# YOUR GOAL:
All material below is to be reproduced exactly.

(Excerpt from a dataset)
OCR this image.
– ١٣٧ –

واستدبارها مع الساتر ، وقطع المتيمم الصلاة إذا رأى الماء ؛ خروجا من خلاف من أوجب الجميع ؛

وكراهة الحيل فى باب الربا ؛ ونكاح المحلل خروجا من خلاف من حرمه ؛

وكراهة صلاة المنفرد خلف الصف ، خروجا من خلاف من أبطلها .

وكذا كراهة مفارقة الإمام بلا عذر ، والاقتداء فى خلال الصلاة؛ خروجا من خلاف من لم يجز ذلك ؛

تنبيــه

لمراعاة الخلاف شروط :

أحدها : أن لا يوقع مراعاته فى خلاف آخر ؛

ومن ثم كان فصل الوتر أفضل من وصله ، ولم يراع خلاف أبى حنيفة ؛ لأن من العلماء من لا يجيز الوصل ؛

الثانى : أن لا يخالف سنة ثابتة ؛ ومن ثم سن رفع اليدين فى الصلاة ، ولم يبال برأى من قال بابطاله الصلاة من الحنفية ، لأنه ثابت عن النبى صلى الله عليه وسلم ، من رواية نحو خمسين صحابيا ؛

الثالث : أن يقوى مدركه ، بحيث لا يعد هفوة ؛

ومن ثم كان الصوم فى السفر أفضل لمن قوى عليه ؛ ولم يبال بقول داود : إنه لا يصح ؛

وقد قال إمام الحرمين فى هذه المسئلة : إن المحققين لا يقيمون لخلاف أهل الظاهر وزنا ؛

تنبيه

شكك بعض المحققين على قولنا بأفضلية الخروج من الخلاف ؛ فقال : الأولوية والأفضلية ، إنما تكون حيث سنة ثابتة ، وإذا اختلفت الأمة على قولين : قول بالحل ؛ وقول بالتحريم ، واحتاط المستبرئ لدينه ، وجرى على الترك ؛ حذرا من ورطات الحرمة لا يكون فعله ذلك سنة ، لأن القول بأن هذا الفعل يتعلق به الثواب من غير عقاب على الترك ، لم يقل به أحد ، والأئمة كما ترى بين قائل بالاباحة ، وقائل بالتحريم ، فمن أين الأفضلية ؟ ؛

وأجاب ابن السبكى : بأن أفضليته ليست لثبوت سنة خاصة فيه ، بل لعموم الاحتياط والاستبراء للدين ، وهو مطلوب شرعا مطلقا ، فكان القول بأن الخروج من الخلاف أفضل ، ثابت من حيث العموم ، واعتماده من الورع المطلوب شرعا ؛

# RESULT FOR THIS EXERCISE:
OCR this image.
– ١٣٧ –

واستدبارها مع الساتر ، وقطع المتيمم الصلاة إذا رأى الماء ؛ خروجا من خلاف من أوجب الجميع ؛

وكراهة الحيل فى باب الربا ؛ ونكاح المحلل خروجا من خلاف من حرمه ؛

وكراهة صلاة المنفرد خلف الصف ، خروجا من خلاف من أبطلها .

وكذا كراهة مفارقة الإمام بلا عذر ، والاقتداء فى خلال الصلاة؛ خروجا من خلاف من لم يجز ذلك ؛

تنبيــه

لمراعاة الخلاف شروط :

أحدها : أن لا يوقع مراعاته فى خلاف آخر ؛

ومن ثم كان فصل الوتر أفضل من وصله ، ولم يراع خلاف أبى حنيفة ؛ لأن من العلماء من لا يجيز الوصل ؛

الثانى : أن لا يخالف سنة ثابتة ؛ ومن ثم سن رفع اليدين فى الصلاة ، ولم يبال برأى من قال بابطاله الصلاة من الحنفية ، لأنه ثابت عن النبى صلى الله عليه وسلم ، من رواية نحو خمسين صحابيا ؛

الثالث : أن يقوى مدركه ، بحيث لا يعد هفوة ؛

ومن ثم كان الصوم فى السفر أفضل لمن قوى عليه ؛ ولم يبال بقول داود : إنه لا يصح ؛

وقد قال إمام الحرمين فى هذه المسئلة : إن المحققين لا يقيمون لخلاف أهل الظاهر وزنا ؛

تنبيه

شكك بعض المحققين على قولنا بأفضلية الخروج من الخلاف ؛ فقال : الأولوية والأفضلية ، إنما تكون حيث سنة ثابتة ، وإذا اختلفت الأمة على قولين : قول بالحل ؛ وقول بالتحريم ، واحتاط المستبرئ لدينه ، وجرى على الترك ؛ حذرا من ورطات الحرمة لا يكون فعله ذلك سنة ، لأن القول بأن هذا الفعل يتعلق به الثواب من غير عقاب على الترك ، لم يقل به أحد ، والأئمة كما ترى بين قائل بالاباحة ، وقائل بالتحريم ، فمن أين الأفضلية ؟ ؛

وأجاب ابن السبكى : بأن أفضليته ليست لثبوت سنة خاصة فيه ، بل لعموم الاحتياط والاستبراء للدين ، وهو مطلوب شرعا مطلقا ، فكان القول بأن الخروج من الخلاف أفضل ، ثابت من حيث العموم ، واعتماده من الورع المطلوب شرعا ؛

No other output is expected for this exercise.